Data records
>>>>

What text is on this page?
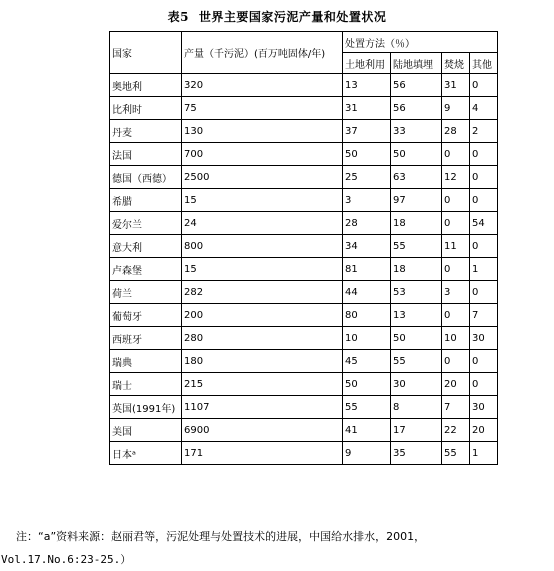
表5 世界主要国家污泥产量和处置状况
国家	产量（千污泥）(百万吨固体/年)	处置方法（％）			
		土地利用	陆地填埋	焚烧	其他
奥地利	320	13	56	31	0
比利时	75	31	56	9	4
丹麦	130	37	33	28	2
法国	700	50	50	0	0
德国（西德）	2500	25	63	12	0
希腊	15	3	97	0	0
爱尔兰	24	28	18	0	54
意大利	800	34	55	11	0
卢森堡	15	81	18	0	1
荷兰	282	44	53	3	0
葡萄牙	200	80	13	0	7
西班牙	280	10	50	10	30
瑞典	180	45	55	0	0
瑞士	215	50	30	20	0
英国(1991年)	1107	55	8	7	30
美国	6900	41	17	22	20
日本ᵃ	171	9	35	55	1
注：“a”资料来源：赵丽君等，污泥处理与处置技术的进展，中国给水排水，2001，
Vol.17.No.6:23-25.）
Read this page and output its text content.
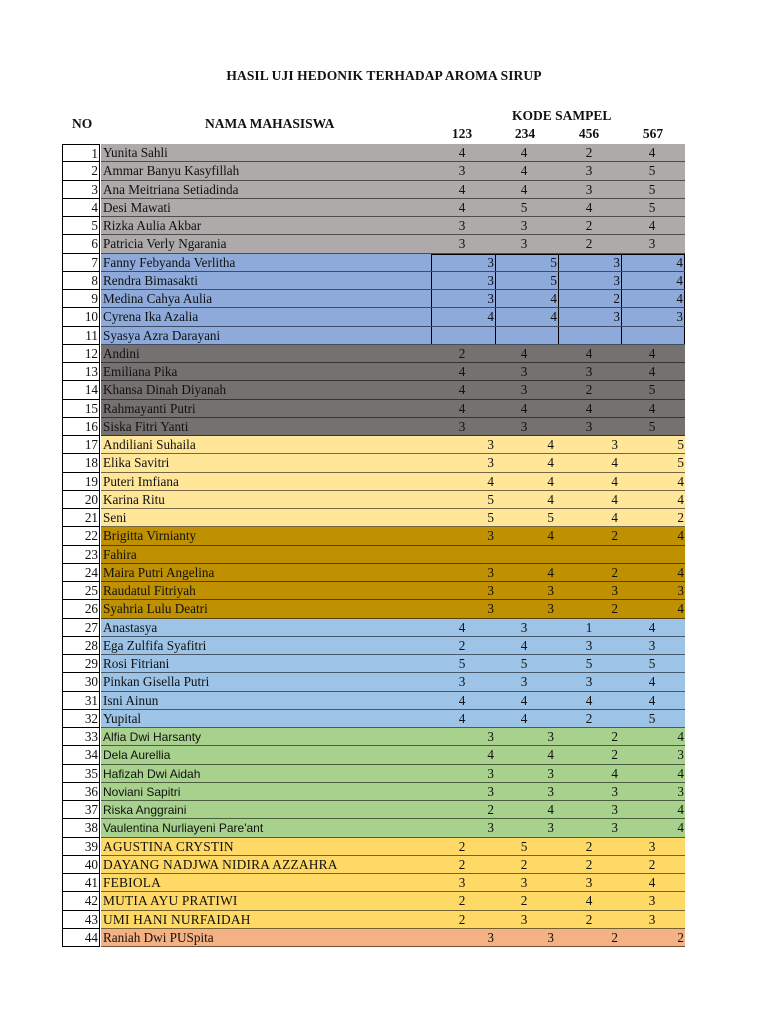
HASIL UJI HEDONIK TERHADAP AROMA SIRUP
NO	NAMA MAHASISWA
KODE SAMPEL
123	234	456	567
1 Yunita Sahli	4	4	2	4
2 Ammar Banyu Kasyfillah	3	4	3	5
3 Ana Meitriana Setiadinda	4	4	3	5
4 Desi Mawati	4	5	4	5
5 Rizka Aulia Akbar	3	3	2	4
6 Patricia Verly Ngarania	3	3	2	3
7 Fanny Febyanda Verlitha	3	5	3	4
8 Rendra Bimasakti	3	5	3	4
9 Medina Cahya Aulia	3	4	2	4
10 Cyrena Ika Azalia	4	4	3	3
11 Syasya Azra Darayani
12 Andini	2	4	4	4
13 Emiliana Pika	4	3	3	4
14 Khansa Dinah Diyanah	4	3	2	5
15 Rahmayanti Putri	4	4	4	4
16 Siska Fitri Yanti	3	3	3	5
17 Andiliani Suhaila	3	4	3	5
18 Elika Savitri	3	4	4	5
19 Puteri Imfiana	4	4	4	4
20 Karina Ritu	5	4	4	4
21 Seni	5	5	4	2
22 Brigitta Virnianty	3	4	2	4
23 Fahira
24 Maira Putri Angelina	3	4	2	4
25 Raudatul Fitriyah	3	3	3	3
26 Syahria Lulu Deatri	3	3	2	4
27 Anastasya	4	3	1	4
28 Ega Zulfifa Syafitri	2	4	3	3
29 Rosi Fitriani	5	5	5	5
30 Pinkan Gisella Putri	3	3	3	4
31 Isni Ainun	4	4	4	4
32 Yupital	4	4	2	5
33 Alfia Dwi Harsanty	3	3	2	4
34 Dela Aurellia	4	4	2	3
35 Hafizah Dwi Aidah	3	3	4	4
36 Noviani Sapitri	3	3	3	3
37 Riska Anggraini	2	4	3	4
38 Vaulentina Nurliayeni Pare'ant	3	3	3	4
39 AGUSTINA CRYSTIN	2	5	2	3
40 DAYANG NADJWA NIDIRA AZZAHRA	2	2	2	2
41 FEBIOLA	3	3	3	4
42 MUTIA AYU PRATIWI	2	2	4	3
43 UMI HANI NURFAIDAH	2	3	2	3
44 Raniah Dwi PUSpita	3	3	2	2
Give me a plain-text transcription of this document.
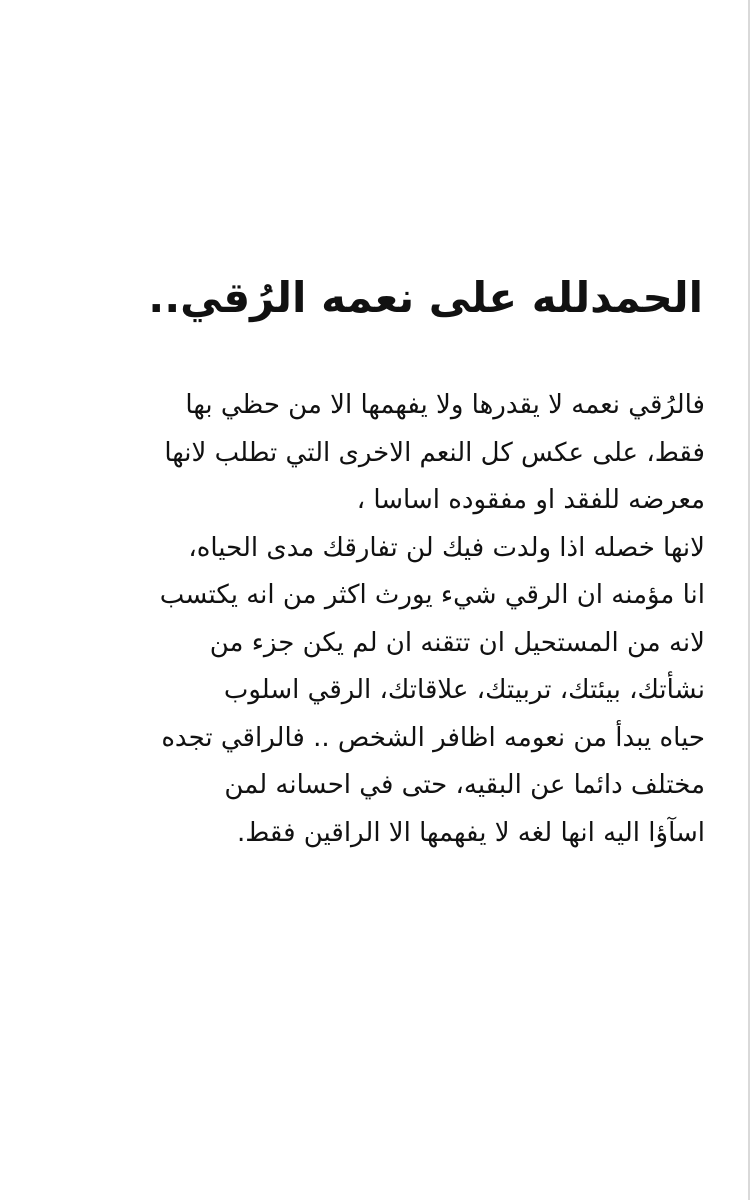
الحمدلله على نعمه الرُقي..
فالرُقي نعمه لا يقدرها ولا يفهمها الا من حظي بها
فقط، على عكس كل النعم الاخرى التي تطلب لانها
معرضه للفقد او مفقوده اساسا ،
لانها خصله اذا ولدت فيك لن تفارقك مدى الحياه،
انا مؤمنه ان الرقي شيء يورث اكثر من انه يكتسب
لانه من المستحيل ان تتقنه ان لم يكن جزء من
نشأتك، بيئتك، تربيتك، علاقاتك، الرقي اسلوب
حياه يبدأ من نعومه اظافر الشخص .. فالراقي تجده
مختلف دائما عن البقيه، حتى في احسانه لمن
اسآؤا اليه انها لغه لا يفهمها الا الراقين فقط.
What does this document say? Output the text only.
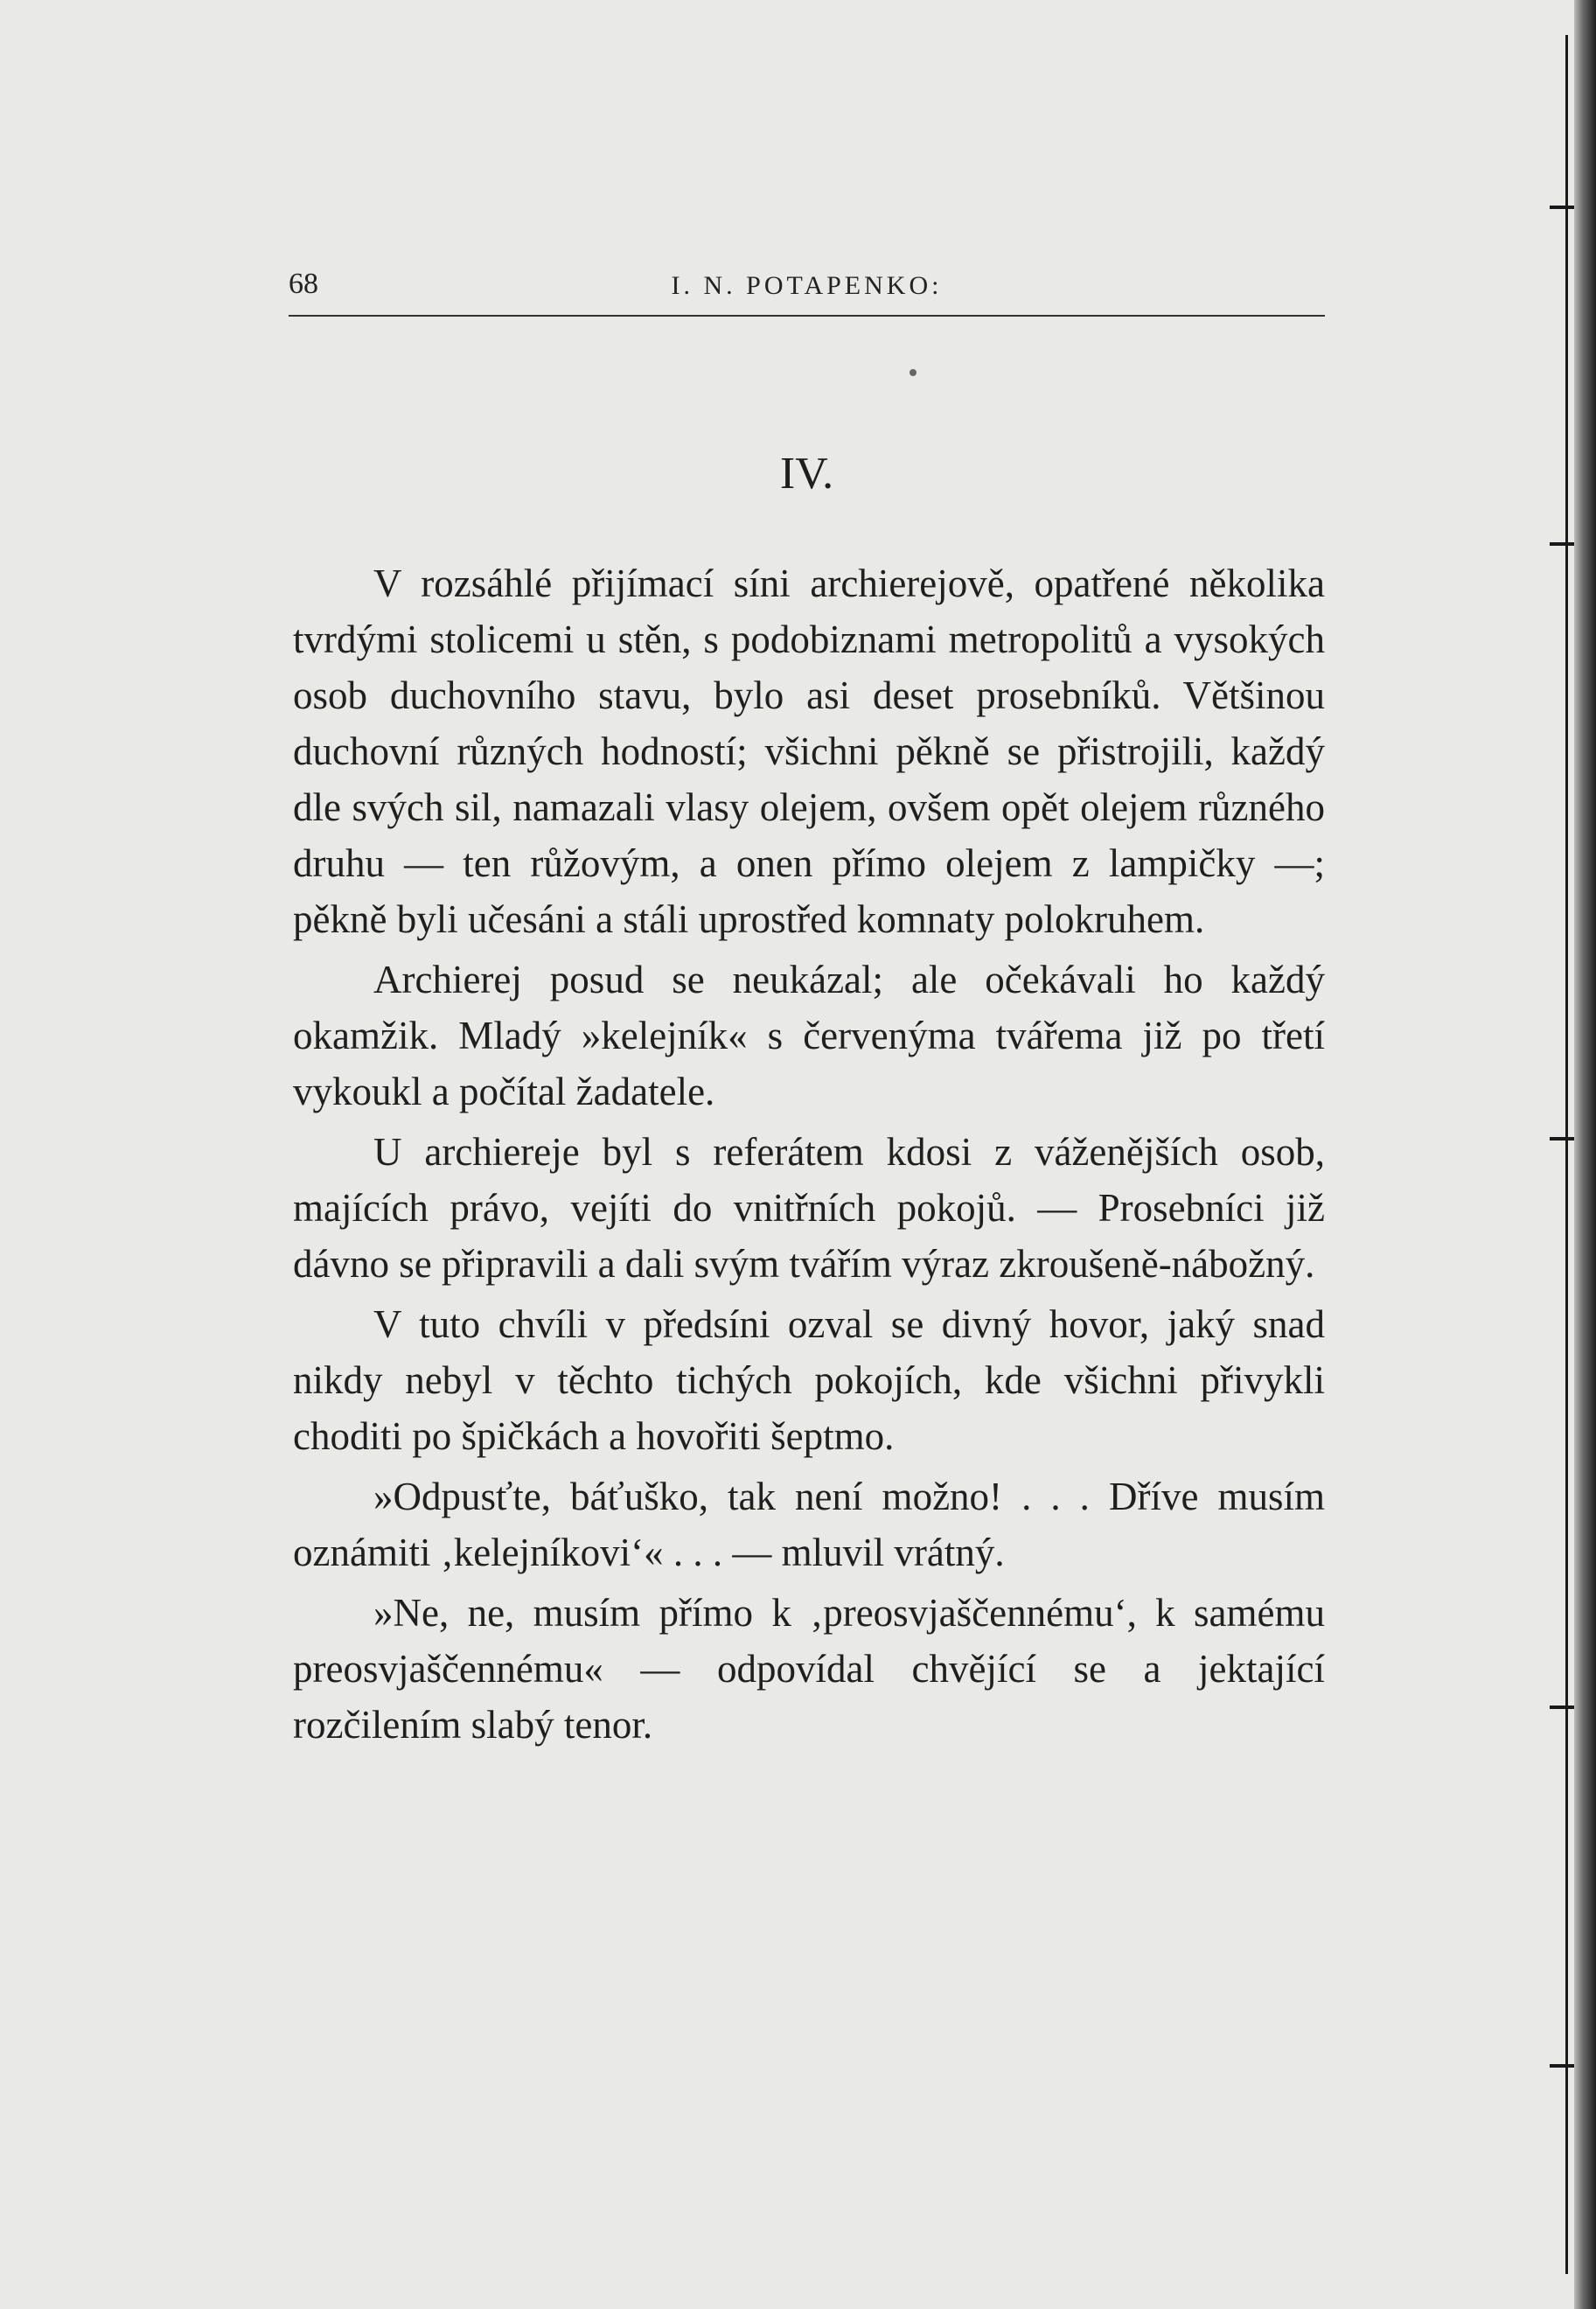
68	I. N. POTAPENKO:
IV.

V rozsáhlé přijímací síni archierejově, opatřené několika tvrdými stolicemi u stěn, s podobiznami metropolitů a vysokých osob duchovního stavu, bylo asi deset prosebníků. Většinou duchovní různých hodností; všichni pěkně se přistrojili, každý dle svých sil, namazali vlasy olejem, ovšem opět olejem různého druhu — ten růžovým, a onen přímo olejem z lampičky —; pěkně byli učesáni a stáli uprostřed komnaty polokruhem.

Archierej posud se neukázal; ale očekávali ho každý okamžik. Mladý »kelejník« s červenýma tvářema již po třetí vykoukl a počítal žadatele.

U archiereje byl s referátem kdosi z váženějších osob, majících právo, vejíti do vnitřních pokojů. — Prosebníci již dávno se připravili a dali svým tvářím výraz zkroušeně-nábožný.

V tuto chvíli v předsíni ozval se divný hovor, jaký snad nikdy nebyl v těchto tichých pokojích, kde všichni přivykli choditi po špičkách a hovořiti šeptmo.

»Odpusťte, báťuško, tak není možno! . . . Dříve musím oznámiti ‚kelejníkovi‘« . . . — mluvil vrátný.

»Ne, ne, musím přímo k ‚preosvjaščennému‘, k samému preosvjaščennému« — odpovídal chvějící se a jektající rozčilením slabý tenor.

<<<<

*What to work on*. Leave images out of the retyped records; keep all else exact.

*Reply to the task*.
What text is on this page?
表5 世界主要国家污泥产量和处置状况
国家	产量（千污泥）(百万吨固体/年)	处置方法（％）			
		土地利用	陆地填埋	焚烧	其他
奥地利	320	13	56	31	0
比利时	75	31	56	9	4
丹麦	130	37	33	28	2
法国	700	50	50	0	0
德国（西德）	2500	25	63	12	0
希腊	15	3	97	0	0
爱尔兰	24	28	18	0	54
意大利	800	34	55	11	0
卢森堡	15	81	18	0	1
荷兰	282	44	53	3	0
葡萄牙	200	80	13	0	7
西班牙	280	10	50	10	30
瑞典	180	45	55	0	0
瑞士	215	50	30	20	0
英国(1991年)	1107	55	8	7	30
美国	6900	41	17	22	20
日本ᵃ	171	9	35	55	1
注：“a”资料来源：赵丽君等，污泥处理与处置技术的进展，中国给水排水，2001，
Vol.17.No.6:23-25.）
Read this page and output its text content.
HASIL UJI HEDONIK TERHADAP AROMA SIRUP
NO	NAMA MAHASISWA
KODE SAMPEL
123	234	456	567
1 Yunita Sahli	4	4	2	4
2 Ammar Banyu Kasyfillah	3	4	3	5
3 Ana Meitriana Setiadinda	4	4	3	5
4 Desi Mawati	4	5	4	5
5 Rizka Aulia Akbar	3	3	2	4
6 Patricia Verly Ngarania	3	3	2	3
7 Fanny Febyanda Verlitha	3	5	3	4
8 Rendra Bimasakti	3	5	3	4
9 Medina Cahya Aulia	3	4	2	4
10 Cyrena Ika Azalia	4	4	3	3
11 Syasya Azra Darayani
12 Andini	2	4	4	4
13 Emiliana Pika	4	3	3	4
14 Khansa Dinah Diyanah	4	3	2	5
15 Rahmayanti Putri	4	4	4	4
16 Siska Fitri Yanti	3	3	3	5
17 Andiliani Suhaila	3	4	3	5
18 Elika Savitri	3	4	4	5
19 Puteri Imfiana	4	4	4	4
20 Karina Ritu	5	4	4	4
21 Seni	5	5	4	2
22 Brigitta Virnianty	3	4	2	4
23 Fahira
24 Maira Putri Angelina	3	4	2	4
25 Raudatul Fitriyah	3	3	3	3
26 Syahria Lulu Deatri	3	3	2	4
27 Anastasya	4	3	1	4
28 Ega Zulfifa Syafitri	2	4	3	3
29 Rosi Fitriani	5	5	5	5
30 Pinkan Gisella Putri	3	3	3	4
31 Isni Ainun	4	4	4	4
32 Yupital	4	4	2	5
33 Alfia Dwi Harsanty	3	3	2	4
34 Dela Aurellia	4	4	2	3
35 Hafizah Dwi Aidah	3	3	4	4
36 Noviani Sapitri	3	3	3	3
37 Riska Anggraini	2	4	3	4
38 Vaulentina Nurliayeni Pare'ant	3	3	3	4
39 AGUSTINA CRYSTIN	2	5	2	3
40 DAYANG NADJWA NIDIRA AZZAHRA	2	2	2	2
41 FEBIOLA	3	3	3	4
42 MUTIA AYU PRATIWI	2	2	4	3
43 UMI HANI NURFAIDAH	2	3	2	3
44 Raniah Dwi PUSpita	3	3	2	2
Give me a plain-text transcription of this document.
الحمدلله على نعمه الرُقي..
فالرُقي نعمه لا يقدرها ولا يفهمها الا من حظي بها
فقط، على عكس كل النعم الاخرى التي تطلب لانها
معرضه للفقد او مفقوده اساسا ،
لانها خصله اذا ولدت فيك لن تفارقك مدى الحياه،
انا مؤمنه ان الرقي شيء يورث اكثر من انه يكتسب
لانه من المستحيل ان تتقنه ان لم يكن جزء من
نشأتك، بيئتك، تربيتك، علاقاتك، الرقي اسلوب
حياه يبدأ من نعومه اظافر الشخص .. فالراقي تجده
مختلف دائما عن البقيه، حتى في احسانه لمن
اسآؤا اليه انها لغه لا يفهمها الا الراقين فقط.
What does this document say? Output the text only.
68	I. N. POTAPENKO:
IV.

V rozsáhlé přijímací síni archierejově, opatřené několika tvrdými stolicemi u stěn, s podobiznami metropolitů a vysokých osob duchovního stavu, bylo asi deset prosebníků. Většinou duchovní různých hodností; všichni pěkně se přistrojili, každý dle svých sil, namazali vlasy olejem, ovšem opět olejem různého druhu — ten růžovým, a onen přímo olejem z lampičky —; pěkně byli učesáni a stáli uprostřed komnaty polokruhem.

Archierej posud se neukázal; ale očekávali ho každý okamžik. Mladý »kelejník« s červenýma tvářema již po třetí vykoukl a počítal žadatele.

U archiereje byl s referátem kdosi z váženějších osob, majících právo, vejíti do vnitřních pokojů. — Prosebníci již dávno se připravili a dali svým tvářím výraz zkroušeně-nábožný.

V tuto chvíli v předsíni ozval se divný hovor, jaký snad nikdy nebyl v těchto tichých pokojích, kde všichni přivykli choditi po špičkách a hovořiti šeptmo.

»Odpusťte, báťuško, tak není možno! . . . Dříve musím oznámiti ‚kelejníkovi‘« . . . — mluvil vrátný.

»Ne, ne, musím přímo k ‚preosvjaščennému‘, k samému preosvjaščennému« — odpovídal chvějící se a jektající rozčilením slabý tenor.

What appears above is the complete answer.